# Start of Record extracts
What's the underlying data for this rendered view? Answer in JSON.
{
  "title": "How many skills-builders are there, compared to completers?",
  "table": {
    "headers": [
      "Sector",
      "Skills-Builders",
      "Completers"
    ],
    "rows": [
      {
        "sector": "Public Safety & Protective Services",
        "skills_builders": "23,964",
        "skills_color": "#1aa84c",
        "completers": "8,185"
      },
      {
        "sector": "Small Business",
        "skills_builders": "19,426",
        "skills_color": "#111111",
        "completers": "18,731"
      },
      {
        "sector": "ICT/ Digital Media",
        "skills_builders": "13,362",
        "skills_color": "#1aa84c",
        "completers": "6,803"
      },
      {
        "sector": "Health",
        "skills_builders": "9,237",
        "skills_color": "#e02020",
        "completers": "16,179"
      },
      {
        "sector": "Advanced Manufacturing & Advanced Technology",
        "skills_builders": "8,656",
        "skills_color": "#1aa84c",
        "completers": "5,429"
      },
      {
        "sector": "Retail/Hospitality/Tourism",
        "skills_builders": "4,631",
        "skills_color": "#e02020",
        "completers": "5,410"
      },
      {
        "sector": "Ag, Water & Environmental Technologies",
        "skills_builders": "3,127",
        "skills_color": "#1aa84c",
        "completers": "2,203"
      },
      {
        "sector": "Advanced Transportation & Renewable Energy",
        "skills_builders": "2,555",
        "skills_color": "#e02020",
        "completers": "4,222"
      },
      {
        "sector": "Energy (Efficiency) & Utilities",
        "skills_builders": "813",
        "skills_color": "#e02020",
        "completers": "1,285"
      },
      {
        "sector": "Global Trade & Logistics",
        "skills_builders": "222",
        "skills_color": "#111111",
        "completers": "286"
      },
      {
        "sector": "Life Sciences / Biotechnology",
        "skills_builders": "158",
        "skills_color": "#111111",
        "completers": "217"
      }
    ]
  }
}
# End of Record extracts
# Start of Record extracts
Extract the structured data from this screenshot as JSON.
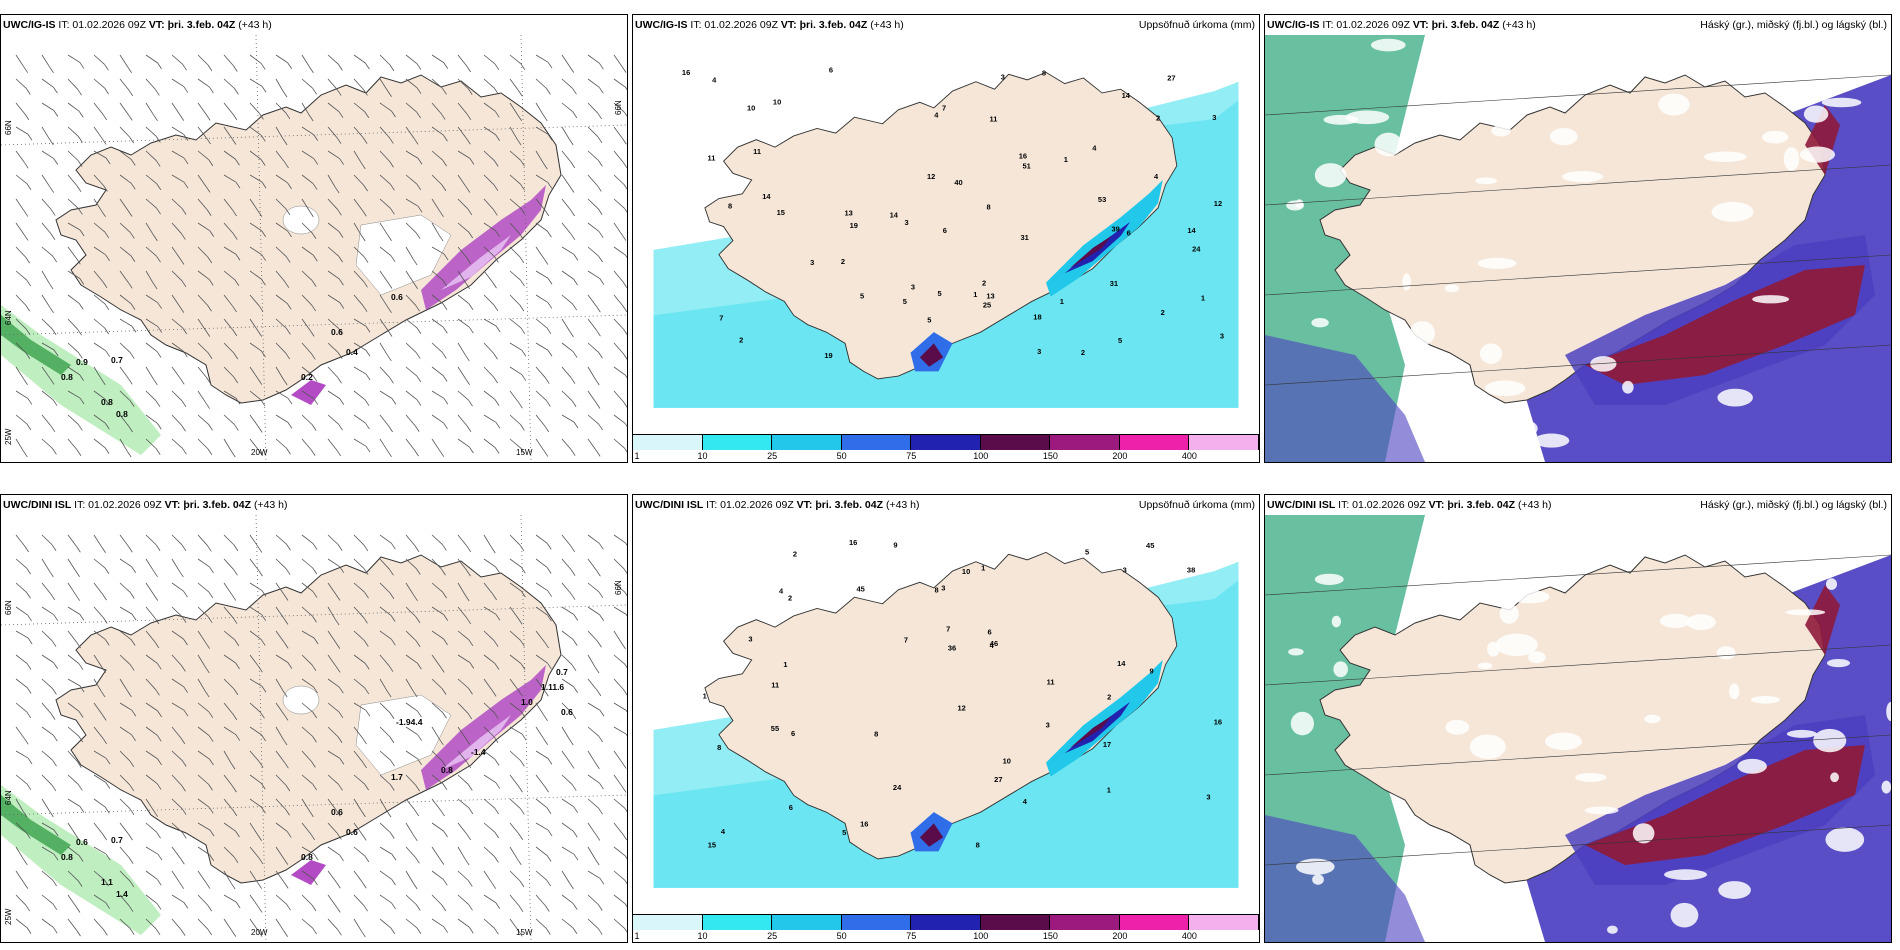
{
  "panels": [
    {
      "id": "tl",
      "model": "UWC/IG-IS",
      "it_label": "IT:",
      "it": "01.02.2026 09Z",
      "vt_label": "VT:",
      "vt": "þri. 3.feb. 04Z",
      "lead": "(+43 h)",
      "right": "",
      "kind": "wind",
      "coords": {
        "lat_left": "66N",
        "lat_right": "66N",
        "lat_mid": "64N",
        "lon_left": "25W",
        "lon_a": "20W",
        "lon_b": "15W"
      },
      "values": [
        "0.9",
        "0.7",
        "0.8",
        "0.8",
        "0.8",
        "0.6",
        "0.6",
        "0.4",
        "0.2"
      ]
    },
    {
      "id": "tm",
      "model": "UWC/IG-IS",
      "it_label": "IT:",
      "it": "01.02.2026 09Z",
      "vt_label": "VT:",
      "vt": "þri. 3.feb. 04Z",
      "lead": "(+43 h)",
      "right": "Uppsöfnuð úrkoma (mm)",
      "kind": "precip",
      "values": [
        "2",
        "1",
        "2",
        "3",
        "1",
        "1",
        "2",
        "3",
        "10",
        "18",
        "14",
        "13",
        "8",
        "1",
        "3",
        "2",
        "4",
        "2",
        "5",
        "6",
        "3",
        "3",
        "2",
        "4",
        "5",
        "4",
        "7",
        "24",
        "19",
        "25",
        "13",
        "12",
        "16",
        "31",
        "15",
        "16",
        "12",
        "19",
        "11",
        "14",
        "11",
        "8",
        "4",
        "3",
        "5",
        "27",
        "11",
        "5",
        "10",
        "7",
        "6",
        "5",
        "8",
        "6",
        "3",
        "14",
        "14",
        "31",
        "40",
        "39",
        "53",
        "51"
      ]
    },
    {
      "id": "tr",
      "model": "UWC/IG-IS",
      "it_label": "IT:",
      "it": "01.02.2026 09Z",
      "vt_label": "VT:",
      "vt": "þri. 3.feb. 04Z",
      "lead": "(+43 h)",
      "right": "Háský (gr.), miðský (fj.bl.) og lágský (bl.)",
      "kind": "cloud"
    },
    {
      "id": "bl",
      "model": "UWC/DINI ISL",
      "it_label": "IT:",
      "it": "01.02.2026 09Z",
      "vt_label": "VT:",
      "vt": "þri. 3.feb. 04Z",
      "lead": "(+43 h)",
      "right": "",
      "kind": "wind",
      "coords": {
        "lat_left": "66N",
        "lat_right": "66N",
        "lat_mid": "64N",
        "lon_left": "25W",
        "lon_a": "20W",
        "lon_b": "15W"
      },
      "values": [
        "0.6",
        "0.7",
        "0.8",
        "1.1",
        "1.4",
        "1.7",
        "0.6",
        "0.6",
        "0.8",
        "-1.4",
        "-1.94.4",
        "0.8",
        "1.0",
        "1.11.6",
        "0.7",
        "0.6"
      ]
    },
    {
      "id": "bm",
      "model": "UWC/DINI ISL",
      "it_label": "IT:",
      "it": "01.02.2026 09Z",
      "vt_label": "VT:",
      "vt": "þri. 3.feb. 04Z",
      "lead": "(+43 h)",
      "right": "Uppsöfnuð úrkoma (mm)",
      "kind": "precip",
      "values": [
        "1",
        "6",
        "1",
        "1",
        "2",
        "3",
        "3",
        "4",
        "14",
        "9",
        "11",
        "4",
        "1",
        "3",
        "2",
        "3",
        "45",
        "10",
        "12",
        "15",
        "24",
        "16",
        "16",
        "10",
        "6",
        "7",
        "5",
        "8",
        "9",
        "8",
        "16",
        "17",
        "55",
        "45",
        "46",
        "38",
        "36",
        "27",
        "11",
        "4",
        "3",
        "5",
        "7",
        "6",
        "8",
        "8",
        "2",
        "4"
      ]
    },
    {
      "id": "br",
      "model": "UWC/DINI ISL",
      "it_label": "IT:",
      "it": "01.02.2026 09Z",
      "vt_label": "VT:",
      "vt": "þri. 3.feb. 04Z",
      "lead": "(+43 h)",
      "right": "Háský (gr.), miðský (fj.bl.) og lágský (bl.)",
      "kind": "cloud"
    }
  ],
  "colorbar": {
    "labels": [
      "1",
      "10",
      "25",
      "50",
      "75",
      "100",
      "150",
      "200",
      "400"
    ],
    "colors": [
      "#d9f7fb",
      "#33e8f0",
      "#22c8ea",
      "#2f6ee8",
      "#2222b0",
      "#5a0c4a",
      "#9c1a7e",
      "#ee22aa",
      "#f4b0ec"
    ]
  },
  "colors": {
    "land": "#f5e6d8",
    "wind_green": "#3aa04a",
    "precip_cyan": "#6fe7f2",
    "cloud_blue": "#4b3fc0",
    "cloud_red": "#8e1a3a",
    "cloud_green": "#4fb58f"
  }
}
# End of Record extracts
# Start of Record extracts
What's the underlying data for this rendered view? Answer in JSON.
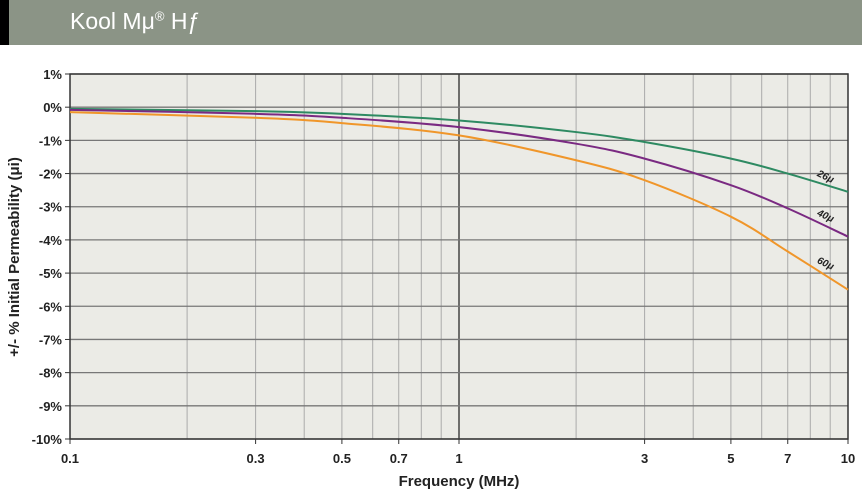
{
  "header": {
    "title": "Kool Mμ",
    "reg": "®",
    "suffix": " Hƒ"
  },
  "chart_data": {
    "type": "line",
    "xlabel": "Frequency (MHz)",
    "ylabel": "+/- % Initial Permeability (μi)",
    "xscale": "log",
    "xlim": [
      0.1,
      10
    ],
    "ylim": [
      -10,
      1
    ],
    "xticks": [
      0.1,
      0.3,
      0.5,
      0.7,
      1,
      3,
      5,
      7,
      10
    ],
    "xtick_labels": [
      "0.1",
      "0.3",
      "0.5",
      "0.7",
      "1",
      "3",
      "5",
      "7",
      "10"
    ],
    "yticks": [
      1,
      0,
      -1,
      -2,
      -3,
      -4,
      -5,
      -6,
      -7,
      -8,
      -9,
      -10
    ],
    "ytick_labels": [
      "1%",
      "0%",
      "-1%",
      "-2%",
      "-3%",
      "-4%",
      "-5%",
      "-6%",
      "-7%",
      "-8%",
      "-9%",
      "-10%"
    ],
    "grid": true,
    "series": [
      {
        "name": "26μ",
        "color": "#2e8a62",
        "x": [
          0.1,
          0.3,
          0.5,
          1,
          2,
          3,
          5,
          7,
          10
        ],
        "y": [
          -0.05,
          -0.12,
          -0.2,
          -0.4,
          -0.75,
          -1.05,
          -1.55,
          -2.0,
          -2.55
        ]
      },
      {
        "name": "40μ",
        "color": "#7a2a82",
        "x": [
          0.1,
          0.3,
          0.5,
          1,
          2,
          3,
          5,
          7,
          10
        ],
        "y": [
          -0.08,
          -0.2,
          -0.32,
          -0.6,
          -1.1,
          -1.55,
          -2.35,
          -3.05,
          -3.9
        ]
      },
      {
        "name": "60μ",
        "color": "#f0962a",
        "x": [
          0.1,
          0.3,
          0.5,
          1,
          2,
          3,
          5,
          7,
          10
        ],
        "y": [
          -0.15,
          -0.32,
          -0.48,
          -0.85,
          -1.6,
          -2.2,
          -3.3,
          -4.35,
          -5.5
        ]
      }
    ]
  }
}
# End of Record extracts
## Description of the task
Locate each line containing the string "title" and show it.

## Answer
  "title": "How many skills-builders are there, compared to completers?",
    "title": "Kool Mμ",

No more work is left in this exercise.